- _Work instructions_
Check each line of the material below, and copy it if it holds the string "中华人民共和国最高人民检察院".

Recorded data
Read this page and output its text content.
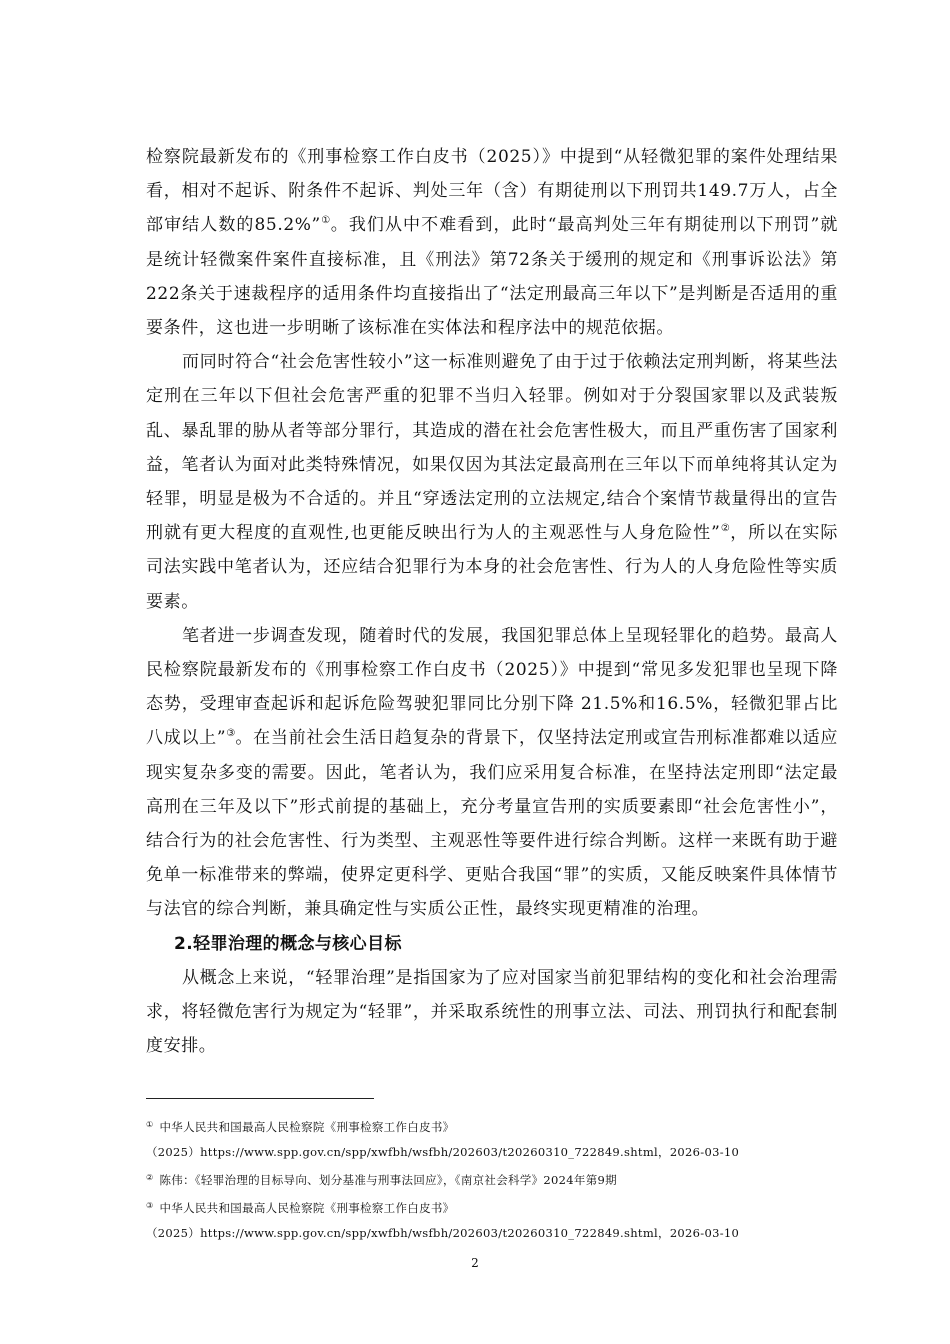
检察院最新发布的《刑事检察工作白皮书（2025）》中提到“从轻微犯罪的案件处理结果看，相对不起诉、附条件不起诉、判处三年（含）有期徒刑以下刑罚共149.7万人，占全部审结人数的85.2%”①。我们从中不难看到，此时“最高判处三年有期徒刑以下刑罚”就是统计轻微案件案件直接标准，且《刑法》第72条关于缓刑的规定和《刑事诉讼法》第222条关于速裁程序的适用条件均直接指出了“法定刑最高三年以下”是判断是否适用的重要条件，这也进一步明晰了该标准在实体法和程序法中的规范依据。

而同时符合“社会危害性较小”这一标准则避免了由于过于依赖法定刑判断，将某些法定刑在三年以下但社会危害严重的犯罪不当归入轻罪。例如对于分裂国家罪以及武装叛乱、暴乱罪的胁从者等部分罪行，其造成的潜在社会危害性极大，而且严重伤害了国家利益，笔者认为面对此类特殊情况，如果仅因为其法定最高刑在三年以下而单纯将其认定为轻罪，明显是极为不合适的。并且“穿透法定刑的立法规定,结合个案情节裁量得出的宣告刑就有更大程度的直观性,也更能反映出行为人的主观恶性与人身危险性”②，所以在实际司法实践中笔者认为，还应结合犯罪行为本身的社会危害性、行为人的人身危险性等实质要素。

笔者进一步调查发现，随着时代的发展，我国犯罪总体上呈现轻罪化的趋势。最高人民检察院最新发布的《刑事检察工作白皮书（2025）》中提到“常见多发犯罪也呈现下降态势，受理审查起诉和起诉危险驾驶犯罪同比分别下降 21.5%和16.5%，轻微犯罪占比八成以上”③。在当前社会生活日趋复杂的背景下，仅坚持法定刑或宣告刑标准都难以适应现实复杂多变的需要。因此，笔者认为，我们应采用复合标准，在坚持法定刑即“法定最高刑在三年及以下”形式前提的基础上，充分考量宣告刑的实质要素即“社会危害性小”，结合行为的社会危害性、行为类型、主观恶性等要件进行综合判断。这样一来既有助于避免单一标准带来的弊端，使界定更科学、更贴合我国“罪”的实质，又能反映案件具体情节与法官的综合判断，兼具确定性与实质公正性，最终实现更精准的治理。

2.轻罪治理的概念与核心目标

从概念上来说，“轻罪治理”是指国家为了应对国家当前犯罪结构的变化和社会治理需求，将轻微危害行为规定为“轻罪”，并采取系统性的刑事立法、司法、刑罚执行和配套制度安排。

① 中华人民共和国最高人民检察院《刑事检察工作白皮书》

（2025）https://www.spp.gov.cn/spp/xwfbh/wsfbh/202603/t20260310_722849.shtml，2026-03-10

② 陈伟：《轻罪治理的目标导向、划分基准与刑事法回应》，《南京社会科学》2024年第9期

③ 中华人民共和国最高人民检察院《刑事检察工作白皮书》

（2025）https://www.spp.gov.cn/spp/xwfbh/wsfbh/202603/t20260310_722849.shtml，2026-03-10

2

--

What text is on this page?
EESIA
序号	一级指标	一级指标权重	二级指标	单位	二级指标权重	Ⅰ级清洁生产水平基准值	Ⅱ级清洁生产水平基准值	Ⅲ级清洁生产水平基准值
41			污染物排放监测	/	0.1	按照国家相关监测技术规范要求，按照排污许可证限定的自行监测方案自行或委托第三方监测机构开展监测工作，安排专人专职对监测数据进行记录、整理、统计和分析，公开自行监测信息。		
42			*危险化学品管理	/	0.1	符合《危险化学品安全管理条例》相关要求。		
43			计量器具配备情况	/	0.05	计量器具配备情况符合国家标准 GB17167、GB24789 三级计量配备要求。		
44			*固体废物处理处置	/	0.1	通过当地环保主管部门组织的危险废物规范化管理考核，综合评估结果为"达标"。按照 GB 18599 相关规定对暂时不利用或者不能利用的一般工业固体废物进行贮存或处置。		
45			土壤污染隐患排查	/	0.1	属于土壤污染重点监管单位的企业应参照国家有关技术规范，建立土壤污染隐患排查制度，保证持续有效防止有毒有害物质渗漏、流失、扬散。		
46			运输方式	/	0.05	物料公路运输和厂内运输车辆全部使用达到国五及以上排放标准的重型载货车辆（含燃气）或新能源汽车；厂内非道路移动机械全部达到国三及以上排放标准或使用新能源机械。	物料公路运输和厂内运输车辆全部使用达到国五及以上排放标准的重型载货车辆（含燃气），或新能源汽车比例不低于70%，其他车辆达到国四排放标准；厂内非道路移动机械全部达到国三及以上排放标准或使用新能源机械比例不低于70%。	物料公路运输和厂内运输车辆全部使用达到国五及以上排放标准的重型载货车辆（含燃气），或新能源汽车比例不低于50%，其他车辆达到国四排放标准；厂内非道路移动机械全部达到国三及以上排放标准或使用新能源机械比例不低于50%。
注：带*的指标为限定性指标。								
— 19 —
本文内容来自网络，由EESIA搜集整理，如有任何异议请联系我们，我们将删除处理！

- _The output_
① 中华人民共和国最高人民检察院《刑事检察工作白皮书》
③ 中华人民共和国最高人民检察院《刑事检察工作白皮书》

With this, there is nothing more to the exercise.